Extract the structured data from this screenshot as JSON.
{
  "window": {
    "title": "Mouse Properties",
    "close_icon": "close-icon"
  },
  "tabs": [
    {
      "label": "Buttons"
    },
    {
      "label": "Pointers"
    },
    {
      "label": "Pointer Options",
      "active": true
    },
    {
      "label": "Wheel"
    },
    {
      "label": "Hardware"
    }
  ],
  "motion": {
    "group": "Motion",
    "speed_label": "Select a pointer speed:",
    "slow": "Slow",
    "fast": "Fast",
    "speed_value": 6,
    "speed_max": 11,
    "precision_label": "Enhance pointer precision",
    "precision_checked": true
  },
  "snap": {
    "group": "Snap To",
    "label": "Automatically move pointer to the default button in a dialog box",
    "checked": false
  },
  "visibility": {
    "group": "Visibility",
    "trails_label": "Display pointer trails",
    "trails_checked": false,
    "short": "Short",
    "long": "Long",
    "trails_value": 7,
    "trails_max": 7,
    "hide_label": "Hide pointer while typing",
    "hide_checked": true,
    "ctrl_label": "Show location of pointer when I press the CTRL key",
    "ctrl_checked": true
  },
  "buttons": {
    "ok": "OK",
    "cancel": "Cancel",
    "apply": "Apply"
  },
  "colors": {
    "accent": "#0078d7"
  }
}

* * * * * * *

Instructions to follow
Look through the material and copy each line that has "group".

Solution to this exercise
    "group": "Motion",
    "group": "Snap To",
    "group": "Visibility",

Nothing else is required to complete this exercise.